##### Task material #####

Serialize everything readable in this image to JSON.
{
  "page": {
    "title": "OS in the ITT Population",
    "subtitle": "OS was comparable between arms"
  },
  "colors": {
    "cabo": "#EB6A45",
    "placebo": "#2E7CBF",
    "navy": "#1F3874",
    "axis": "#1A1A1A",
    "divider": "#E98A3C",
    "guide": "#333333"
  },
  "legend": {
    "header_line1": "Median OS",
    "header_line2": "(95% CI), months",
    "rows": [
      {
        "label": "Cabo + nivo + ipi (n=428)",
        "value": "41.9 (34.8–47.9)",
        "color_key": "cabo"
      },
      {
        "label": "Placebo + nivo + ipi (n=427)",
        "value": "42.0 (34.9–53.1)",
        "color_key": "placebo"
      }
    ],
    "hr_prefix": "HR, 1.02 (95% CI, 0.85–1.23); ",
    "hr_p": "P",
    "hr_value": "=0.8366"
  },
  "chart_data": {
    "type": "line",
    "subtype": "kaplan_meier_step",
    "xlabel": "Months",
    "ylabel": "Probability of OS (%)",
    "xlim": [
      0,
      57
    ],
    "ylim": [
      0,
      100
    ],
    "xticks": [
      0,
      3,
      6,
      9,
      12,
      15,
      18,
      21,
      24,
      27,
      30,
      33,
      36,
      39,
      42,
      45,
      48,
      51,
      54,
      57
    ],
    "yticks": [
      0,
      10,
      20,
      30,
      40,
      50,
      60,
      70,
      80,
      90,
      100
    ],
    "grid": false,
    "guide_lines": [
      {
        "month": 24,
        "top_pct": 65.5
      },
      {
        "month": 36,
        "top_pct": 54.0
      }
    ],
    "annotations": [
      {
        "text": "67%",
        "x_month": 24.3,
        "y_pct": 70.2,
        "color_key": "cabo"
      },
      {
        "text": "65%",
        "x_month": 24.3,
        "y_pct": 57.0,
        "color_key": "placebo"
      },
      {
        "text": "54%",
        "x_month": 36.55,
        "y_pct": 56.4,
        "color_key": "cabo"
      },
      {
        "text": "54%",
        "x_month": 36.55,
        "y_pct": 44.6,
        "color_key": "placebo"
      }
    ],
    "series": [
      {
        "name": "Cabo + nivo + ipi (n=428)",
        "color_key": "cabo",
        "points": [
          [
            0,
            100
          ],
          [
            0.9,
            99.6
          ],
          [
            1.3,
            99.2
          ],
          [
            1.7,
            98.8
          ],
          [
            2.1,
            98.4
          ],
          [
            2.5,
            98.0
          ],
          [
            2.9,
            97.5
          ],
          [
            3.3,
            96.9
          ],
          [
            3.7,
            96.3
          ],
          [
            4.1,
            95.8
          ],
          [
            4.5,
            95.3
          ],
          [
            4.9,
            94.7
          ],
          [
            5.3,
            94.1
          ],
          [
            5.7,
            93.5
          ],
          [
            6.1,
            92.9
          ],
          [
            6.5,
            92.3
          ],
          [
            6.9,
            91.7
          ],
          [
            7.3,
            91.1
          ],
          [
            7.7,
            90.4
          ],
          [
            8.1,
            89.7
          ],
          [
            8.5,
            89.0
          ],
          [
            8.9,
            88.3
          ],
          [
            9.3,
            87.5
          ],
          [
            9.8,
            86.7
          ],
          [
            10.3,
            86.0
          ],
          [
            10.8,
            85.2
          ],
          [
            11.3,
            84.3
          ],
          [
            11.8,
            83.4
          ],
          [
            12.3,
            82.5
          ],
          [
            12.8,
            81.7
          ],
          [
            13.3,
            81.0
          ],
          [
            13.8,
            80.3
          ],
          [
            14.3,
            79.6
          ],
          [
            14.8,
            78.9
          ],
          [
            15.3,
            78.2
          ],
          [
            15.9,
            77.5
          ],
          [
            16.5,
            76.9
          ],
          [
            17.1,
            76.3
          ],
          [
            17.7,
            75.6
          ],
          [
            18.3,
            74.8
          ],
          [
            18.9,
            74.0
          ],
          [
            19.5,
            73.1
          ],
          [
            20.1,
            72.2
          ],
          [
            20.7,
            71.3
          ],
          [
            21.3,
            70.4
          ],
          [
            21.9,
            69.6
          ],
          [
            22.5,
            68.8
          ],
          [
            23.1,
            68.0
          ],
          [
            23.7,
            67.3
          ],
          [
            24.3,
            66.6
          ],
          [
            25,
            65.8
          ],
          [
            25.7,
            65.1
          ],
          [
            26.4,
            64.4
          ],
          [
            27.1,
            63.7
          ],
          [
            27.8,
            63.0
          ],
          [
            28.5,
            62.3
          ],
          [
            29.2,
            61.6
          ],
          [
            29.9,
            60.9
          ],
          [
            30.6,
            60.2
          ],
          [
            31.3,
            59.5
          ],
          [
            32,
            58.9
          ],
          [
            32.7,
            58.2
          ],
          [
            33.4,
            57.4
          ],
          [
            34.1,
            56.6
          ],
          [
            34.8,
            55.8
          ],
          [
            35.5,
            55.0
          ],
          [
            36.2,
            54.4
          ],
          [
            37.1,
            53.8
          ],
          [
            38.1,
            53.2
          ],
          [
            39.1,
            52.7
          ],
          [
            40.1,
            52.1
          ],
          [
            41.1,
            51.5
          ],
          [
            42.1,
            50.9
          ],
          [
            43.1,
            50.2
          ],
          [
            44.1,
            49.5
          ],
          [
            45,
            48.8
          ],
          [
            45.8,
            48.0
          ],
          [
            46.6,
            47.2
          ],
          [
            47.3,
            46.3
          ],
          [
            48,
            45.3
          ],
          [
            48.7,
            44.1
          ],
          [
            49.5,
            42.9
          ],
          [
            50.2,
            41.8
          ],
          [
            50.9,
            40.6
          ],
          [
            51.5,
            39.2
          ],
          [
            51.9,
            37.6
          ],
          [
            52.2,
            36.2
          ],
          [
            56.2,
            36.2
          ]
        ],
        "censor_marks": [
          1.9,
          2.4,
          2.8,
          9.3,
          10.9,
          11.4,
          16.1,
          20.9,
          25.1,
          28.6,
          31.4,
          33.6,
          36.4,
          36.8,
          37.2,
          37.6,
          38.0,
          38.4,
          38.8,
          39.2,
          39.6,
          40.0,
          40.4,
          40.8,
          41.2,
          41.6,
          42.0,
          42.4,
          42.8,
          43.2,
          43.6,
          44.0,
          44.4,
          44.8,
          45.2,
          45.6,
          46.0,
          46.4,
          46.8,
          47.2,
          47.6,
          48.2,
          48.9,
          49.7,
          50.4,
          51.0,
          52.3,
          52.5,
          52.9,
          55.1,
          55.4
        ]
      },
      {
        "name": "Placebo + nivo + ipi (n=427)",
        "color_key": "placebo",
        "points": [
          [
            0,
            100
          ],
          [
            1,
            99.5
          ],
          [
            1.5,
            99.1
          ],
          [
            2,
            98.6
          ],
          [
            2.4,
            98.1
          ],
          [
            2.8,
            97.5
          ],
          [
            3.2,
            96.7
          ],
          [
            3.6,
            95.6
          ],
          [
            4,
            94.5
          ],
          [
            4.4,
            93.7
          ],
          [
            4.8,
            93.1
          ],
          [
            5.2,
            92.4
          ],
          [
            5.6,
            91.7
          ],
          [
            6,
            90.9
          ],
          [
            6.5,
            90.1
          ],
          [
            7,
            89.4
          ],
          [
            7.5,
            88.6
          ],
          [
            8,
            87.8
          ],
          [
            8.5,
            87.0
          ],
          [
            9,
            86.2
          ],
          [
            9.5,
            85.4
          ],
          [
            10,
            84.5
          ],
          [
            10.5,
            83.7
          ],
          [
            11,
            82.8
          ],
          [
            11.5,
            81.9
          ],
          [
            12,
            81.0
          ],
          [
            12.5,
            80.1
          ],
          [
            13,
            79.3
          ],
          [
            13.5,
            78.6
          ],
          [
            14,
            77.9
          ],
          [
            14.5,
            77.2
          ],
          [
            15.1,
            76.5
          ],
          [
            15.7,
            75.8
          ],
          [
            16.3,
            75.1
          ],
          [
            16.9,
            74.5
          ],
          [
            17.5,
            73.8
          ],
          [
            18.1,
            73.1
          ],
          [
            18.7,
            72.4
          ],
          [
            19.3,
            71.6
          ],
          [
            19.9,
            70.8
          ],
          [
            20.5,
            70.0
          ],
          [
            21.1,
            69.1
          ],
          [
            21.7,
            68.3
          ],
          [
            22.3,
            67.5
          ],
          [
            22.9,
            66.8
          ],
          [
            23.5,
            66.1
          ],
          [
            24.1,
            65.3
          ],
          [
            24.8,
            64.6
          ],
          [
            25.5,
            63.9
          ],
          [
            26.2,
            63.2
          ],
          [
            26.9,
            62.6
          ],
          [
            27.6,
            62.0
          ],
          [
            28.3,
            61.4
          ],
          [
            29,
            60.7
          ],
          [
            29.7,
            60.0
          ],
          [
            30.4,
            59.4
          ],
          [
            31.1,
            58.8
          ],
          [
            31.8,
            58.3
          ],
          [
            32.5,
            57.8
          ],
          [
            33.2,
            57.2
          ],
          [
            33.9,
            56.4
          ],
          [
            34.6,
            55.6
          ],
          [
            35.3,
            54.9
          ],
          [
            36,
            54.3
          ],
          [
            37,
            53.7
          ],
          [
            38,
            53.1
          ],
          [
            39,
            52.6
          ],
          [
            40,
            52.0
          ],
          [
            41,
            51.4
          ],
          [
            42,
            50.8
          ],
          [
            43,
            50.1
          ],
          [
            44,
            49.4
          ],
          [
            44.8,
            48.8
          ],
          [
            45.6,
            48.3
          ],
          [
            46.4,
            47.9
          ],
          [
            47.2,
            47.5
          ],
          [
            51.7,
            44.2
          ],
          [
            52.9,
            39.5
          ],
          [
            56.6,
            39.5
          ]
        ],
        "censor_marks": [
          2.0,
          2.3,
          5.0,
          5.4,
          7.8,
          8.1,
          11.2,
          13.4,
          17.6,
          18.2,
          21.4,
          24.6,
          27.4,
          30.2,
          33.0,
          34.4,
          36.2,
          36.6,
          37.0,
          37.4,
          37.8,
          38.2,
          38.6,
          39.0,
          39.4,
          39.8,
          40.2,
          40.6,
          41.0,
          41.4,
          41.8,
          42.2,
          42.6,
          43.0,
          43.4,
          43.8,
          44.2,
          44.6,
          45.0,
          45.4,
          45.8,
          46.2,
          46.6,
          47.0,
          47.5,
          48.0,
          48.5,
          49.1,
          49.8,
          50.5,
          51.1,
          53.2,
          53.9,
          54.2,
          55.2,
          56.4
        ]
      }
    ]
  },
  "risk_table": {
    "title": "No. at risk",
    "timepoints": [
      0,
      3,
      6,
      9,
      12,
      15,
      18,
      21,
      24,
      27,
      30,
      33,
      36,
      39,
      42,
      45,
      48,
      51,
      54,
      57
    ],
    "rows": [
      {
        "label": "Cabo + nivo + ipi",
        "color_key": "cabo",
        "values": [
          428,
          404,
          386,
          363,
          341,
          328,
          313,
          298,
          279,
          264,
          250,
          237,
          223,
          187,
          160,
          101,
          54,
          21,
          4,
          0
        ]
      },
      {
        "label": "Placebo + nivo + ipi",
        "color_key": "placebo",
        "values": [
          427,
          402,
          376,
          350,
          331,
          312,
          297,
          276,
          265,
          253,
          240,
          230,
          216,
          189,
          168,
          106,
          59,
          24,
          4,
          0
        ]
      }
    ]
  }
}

#####

* [To be done]:
Go through the material above and copy each line that has the word "nivo".

* [Task output]:
        "label": "Cabo + nivo + ipi (n=428)",
        "label": "Placebo + nivo + ipi (n=427)",
        "name": "Cabo + nivo + ipi (n=428)",
        "name": "Placebo + nivo + ipi (n=427)",
        "label": "Cabo + nivo + ipi",
        "label": "Placebo + nivo + ipi",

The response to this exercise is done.